(Records)
- - - - -

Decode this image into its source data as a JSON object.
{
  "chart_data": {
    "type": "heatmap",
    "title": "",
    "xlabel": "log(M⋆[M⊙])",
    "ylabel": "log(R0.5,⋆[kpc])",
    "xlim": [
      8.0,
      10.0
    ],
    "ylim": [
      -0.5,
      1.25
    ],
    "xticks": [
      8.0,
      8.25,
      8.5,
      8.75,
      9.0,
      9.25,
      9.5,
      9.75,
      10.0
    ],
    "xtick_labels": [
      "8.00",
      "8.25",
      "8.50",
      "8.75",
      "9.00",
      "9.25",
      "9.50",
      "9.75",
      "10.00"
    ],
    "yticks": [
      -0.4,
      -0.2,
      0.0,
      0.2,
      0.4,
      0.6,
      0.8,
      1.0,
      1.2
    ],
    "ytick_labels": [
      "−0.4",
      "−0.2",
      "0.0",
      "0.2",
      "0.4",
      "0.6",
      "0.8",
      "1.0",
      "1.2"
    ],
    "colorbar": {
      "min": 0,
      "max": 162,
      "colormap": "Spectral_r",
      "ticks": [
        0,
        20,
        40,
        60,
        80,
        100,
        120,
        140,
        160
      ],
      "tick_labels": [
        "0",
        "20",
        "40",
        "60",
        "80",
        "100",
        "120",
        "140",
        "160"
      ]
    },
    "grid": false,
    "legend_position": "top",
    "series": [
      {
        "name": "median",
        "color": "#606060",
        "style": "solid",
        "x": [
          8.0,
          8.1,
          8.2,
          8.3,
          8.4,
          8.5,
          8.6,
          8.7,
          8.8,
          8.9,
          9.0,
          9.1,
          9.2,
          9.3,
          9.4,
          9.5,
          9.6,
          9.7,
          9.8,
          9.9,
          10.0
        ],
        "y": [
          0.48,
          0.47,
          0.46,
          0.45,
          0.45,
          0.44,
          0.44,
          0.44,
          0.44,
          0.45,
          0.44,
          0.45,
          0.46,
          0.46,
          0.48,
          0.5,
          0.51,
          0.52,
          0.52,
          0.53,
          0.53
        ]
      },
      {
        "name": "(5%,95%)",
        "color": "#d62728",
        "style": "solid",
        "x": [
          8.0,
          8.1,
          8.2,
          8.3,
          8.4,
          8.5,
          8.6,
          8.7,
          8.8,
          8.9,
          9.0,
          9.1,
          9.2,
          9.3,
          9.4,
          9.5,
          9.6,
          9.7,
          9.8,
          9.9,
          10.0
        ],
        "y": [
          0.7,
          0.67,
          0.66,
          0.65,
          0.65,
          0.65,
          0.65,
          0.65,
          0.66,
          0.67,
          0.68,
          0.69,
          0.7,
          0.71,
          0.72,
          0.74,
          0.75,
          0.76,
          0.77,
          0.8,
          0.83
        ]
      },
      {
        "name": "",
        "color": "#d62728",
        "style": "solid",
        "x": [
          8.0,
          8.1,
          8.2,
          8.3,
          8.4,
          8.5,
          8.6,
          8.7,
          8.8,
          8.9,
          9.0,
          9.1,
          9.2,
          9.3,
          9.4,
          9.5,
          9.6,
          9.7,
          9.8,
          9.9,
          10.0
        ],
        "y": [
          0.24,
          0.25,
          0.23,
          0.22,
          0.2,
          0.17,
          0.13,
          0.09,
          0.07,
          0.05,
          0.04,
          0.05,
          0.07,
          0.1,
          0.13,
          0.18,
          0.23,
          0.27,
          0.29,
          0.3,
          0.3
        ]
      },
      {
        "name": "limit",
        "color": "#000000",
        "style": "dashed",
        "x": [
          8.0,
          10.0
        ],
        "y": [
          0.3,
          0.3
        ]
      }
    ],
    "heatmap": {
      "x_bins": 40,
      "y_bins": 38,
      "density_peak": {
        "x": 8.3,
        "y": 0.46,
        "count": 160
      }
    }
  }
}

- - - - -

[Exercise] Identify the lines of the entries containing the string "name". Copy each such line.

[Result for this exercise]
        "name": "median",
        "name": "(5%,95%)",
        "name": "",
        "name": "limit",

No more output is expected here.